▶ THE INPUT:
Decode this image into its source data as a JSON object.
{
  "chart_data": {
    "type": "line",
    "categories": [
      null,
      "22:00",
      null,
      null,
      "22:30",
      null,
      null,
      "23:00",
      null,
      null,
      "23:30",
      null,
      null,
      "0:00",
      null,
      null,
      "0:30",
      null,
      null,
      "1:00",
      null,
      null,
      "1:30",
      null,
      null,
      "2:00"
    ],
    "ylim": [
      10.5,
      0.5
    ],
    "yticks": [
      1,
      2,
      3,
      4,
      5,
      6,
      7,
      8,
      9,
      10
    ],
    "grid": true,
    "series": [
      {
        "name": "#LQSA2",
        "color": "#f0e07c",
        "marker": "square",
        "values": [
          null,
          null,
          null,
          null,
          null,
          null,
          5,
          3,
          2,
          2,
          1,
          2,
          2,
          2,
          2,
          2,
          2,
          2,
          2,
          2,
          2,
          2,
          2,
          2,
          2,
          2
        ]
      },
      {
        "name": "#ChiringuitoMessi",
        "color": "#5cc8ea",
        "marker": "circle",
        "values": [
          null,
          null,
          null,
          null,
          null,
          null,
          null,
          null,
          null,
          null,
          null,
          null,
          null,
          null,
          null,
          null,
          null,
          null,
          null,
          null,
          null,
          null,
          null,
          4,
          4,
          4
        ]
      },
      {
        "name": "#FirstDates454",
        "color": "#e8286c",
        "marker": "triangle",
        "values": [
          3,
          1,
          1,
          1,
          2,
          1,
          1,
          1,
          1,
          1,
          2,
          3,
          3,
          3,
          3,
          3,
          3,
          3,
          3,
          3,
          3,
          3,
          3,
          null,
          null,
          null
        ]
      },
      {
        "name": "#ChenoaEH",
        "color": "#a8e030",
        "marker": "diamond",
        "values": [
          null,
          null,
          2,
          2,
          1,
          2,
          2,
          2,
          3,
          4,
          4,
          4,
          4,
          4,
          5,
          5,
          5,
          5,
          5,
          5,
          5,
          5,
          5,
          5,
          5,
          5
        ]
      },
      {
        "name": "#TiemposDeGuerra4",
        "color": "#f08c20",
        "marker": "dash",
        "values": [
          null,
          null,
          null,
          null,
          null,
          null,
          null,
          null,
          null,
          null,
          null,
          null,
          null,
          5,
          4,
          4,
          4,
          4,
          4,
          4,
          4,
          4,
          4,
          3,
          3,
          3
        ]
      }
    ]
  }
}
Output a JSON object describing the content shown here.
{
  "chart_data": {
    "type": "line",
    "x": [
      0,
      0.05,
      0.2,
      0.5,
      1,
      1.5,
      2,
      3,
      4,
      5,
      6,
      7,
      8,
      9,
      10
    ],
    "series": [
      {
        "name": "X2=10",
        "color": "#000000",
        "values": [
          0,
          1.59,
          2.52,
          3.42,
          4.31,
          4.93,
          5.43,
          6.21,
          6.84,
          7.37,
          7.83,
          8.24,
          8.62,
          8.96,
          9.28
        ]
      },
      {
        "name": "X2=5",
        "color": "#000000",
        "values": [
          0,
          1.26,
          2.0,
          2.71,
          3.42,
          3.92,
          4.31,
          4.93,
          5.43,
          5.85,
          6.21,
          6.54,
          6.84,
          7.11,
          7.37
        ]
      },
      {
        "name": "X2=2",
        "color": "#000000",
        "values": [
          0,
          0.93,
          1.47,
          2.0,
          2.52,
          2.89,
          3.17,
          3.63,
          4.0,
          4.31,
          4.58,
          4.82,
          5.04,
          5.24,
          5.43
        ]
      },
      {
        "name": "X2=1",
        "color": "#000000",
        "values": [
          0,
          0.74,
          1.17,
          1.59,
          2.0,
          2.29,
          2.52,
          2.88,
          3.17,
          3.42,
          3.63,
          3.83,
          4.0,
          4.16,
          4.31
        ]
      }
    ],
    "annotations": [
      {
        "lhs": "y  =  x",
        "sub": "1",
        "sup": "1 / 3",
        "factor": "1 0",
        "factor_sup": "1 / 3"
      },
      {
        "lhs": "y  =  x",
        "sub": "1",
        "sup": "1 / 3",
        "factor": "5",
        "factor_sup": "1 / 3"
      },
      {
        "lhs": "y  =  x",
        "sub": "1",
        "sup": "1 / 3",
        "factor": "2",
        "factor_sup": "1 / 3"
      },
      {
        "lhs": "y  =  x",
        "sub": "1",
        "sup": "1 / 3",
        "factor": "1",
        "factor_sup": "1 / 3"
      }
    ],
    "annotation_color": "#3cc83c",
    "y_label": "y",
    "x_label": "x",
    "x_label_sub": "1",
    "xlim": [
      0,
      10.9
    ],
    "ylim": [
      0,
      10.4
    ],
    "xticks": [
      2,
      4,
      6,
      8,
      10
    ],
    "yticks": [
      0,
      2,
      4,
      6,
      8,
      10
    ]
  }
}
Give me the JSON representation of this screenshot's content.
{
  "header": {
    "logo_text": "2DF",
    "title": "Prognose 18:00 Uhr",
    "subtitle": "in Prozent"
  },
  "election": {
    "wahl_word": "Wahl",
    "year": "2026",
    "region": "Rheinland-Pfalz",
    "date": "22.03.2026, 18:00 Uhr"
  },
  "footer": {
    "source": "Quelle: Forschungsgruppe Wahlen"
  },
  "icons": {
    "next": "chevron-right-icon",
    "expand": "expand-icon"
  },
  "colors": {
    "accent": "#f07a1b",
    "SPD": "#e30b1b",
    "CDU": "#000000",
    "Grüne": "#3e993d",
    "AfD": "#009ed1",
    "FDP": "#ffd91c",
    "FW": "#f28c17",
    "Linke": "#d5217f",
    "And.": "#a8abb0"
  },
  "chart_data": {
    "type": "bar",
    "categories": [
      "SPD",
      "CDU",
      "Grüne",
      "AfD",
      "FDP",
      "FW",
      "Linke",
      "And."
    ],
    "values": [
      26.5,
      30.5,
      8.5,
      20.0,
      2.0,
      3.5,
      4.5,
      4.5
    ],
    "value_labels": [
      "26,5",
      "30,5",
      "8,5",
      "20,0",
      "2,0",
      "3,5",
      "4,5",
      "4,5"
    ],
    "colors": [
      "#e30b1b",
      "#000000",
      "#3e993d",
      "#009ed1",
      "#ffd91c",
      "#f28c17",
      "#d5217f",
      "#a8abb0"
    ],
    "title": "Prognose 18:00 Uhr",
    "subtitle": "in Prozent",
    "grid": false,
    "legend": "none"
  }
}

▶ CHALLENGE: The records above are to be repeated exactly, in their entirety.

▶ OUTPUT FOR THIS TASK:
Decode this image into its source data as a JSON object.
{
  "chart_data": {
    "type": "line",
    "categories": [
      null,
      "22:00",
      null,
      null,
      "22:30",
      null,
      null,
      "23:00",
      null,
      null,
      "23:30",
      null,
      null,
      "0:00",
      null,
      null,
      "0:30",
      null,
      null,
      "1:00",
      null,
      null,
      "1:30",
      null,
      null,
      "2:00"
    ],
    "ylim": [
      10.5,
      0.5
    ],
    "yticks": [
      1,
      2,
      3,
      4,
      5,
      6,
      7,
      8,
      9,
      10
    ],
    "grid": true,
    "series": [
      {
        "name": "#LQSA2",
        "color": "#f0e07c",
        "marker": "square",
        "values": [
          null,
          null,
          null,
          null,
          null,
          null,
          5,
          3,
          2,
          2,
          1,
          2,
          2,
          2,
          2,
          2,
          2,
          2,
          2,
          2,
          2,
          2,
          2,
          2,
          2,
          2
        ]
      },
      {
        "name": "#ChiringuitoMessi",
        "color": "#5cc8ea",
        "marker": "circle",
        "values": [
          null,
          null,
          null,
          null,
          null,
          null,
          null,
          null,
          null,
          null,
          null,
          null,
          null,
          null,
          null,
          null,
          null,
          null,
          null,
          null,
          null,
          null,
          null,
          4,
          4,
          4
        ]
      },
      {
        "name": "#FirstDates454",
        "color": "#e8286c",
        "marker": "triangle",
        "values": [
          3,
          1,
          1,
          1,
          2,
          1,
          1,
          1,
          1,
          1,
          2,
          3,
          3,
          3,
          3,
          3,
          3,
          3,
          3,
          3,
          3,
          3,
          3,
          null,
          null,
          null
        ]
      },
      {
        "name": "#ChenoaEH",
        "color": "#a8e030",
        "marker": "diamond",
        "values": [
          null,
          null,
          2,
          2,
          1,
          2,
          2,
          2,
          3,
          4,
          4,
          4,
          4,
          4,
          5,
          5,
          5,
          5,
          5,
          5,
          5,
          5,
          5,
          5,
          5,
          5
        ]
      },
      {
        "name": "#TiemposDeGuerra4",
        "color": "#f08c20",
        "marker": "dash",
        "values": [
          null,
          null,
          null,
          null,
          null,
          null,
          null,
          null,
          null,
          null,
          null,
          null,
          null,
          5,
          4,
          4,
          4,
          4,
          4,
          4,
          4,
          4,
          4,
          3,
          3,
          3
        ]
      }
    ]
  }
}
Output a JSON object describing the content shown here.
{
  "chart_data": {
    "type": "line",
    "x": [
      0,
      0.05,
      0.2,
      0.5,
      1,
      1.5,
      2,
      3,
      4,
      5,
      6,
      7,
      8,
      9,
      10
    ],
    "series": [
      {
        "name": "X2=10",
        "color": "#000000",
        "values": [
          0,
          1.59,
          2.52,
          3.42,
          4.31,
          4.93,
          5.43,
          6.21,
          6.84,
          7.37,
          7.83,
          8.24,
          8.62,
          8.96,
          9.28
        ]
      },
      {
        "name": "X2=5",
        "color": "#000000",
        "values": [
          0,
          1.26,
          2.0,
          2.71,
          3.42,
          3.92,
          4.31,
          4.93,
          5.43,
          5.85,
          6.21,
          6.54,
          6.84,
          7.11,
          7.37
        ]
      },
      {
        "name": "X2=2",
        "color": "#000000",
        "values": [
          0,
          0.93,
          1.47,
          2.0,
          2.52,
          2.89,
          3.17,
          3.63,
          4.0,
          4.31,
          4.58,
          4.82,
          5.04,
          5.24,
          5.43
        ]
      },
      {
        "name": "X2=1",
        "color": "#000000",
        "values": [
          0,
          0.74,
          1.17,
          1.59,
          2.0,
          2.29,
          2.52,
          2.88,
          3.17,
          3.42,
          3.63,
          3.83,
          4.0,
          4.16,
          4.31
        ]
      }
    ],
    "annotations": [
      {
        "lhs": "y  =  x",
        "sub": "1",
        "sup": "1 / 3",
        "factor": "1 0",
        "factor_sup": "1 / 3"
      },
      {
        "lhs": "y  =  x",
        "sub": "1",
        "sup": "1 / 3",
        "factor": "5",
        "factor_sup": "1 / 3"
      },
      {
        "lhs": "y  =  x",
        "sub": "1",
        "sup": "1 / 3",
        "factor": "2",
        "factor_sup": "1 / 3"
      },
      {
        "lhs": "y  =  x",
        "sub": "1",
        "sup": "1 / 3",
        "factor": "1",
        "factor_sup": "1 / 3"
      }
    ],
    "annotation_color": "#3cc83c",
    "y_label": "y",
    "x_label": "x",
    "x_label_sub": "1",
    "xlim": [
      0,
      10.9
    ],
    "ylim": [
      0,
      10.4
    ],
    "xticks": [
      2,
      4,
      6,
      8,
      10
    ],
    "yticks": [
      0,
      2,
      4,
      6,
      8,
      10
    ]
  }
}
Give me the JSON representation of this screenshot's content.
{
  "header": {
    "logo_text": "2DF",
    "title": "Prognose 18:00 Uhr",
    "subtitle": "in Prozent"
  },
  "election": {
    "wahl_word": "Wahl",
    "year": "2026",
    "region": "Rheinland-Pfalz",
    "date": "22.03.2026, 18:00 Uhr"
  },
  "footer": {
    "source": "Quelle: Forschungsgruppe Wahlen"
  },
  "icons": {
    "next": "chevron-right-icon",
    "expand": "expand-icon"
  },
  "colors": {
    "accent": "#f07a1b",
    "SPD": "#e30b1b",
    "CDU": "#000000",
    "Grüne": "#3e993d",
    "AfD": "#009ed1",
    "FDP": "#ffd91c",
    "FW": "#f28c17",
    "Linke": "#d5217f",
    "And.": "#a8abb0"
  },
  "chart_data": {
    "type": "bar",
    "categories": [
      "SPD",
      "CDU",
      "Grüne",
      "AfD",
      "FDP",
      "FW",
      "Linke",
      "And."
    ],
    "values": [
      26.5,
      30.5,
      8.5,
      20.0,
      2.0,
      3.5,
      4.5,
      4.5
    ],
    "value_labels": [
      "26,5",
      "30,5",
      "8,5",
      "20,0",
      "2,0",
      "3,5",
      "4,5",
      "4,5"
    ],
    "colors": [
      "#e30b1b",
      "#000000",
      "#3e993d",
      "#009ed1",
      "#ffd91c",
      "#f28c17",
      "#d5217f",
      "#a8abb0"
    ],
    "title": "Prognose 18:00 Uhr",
    "subtitle": "in Prozent",
    "grid": false,
    "legend": "none"
  }
}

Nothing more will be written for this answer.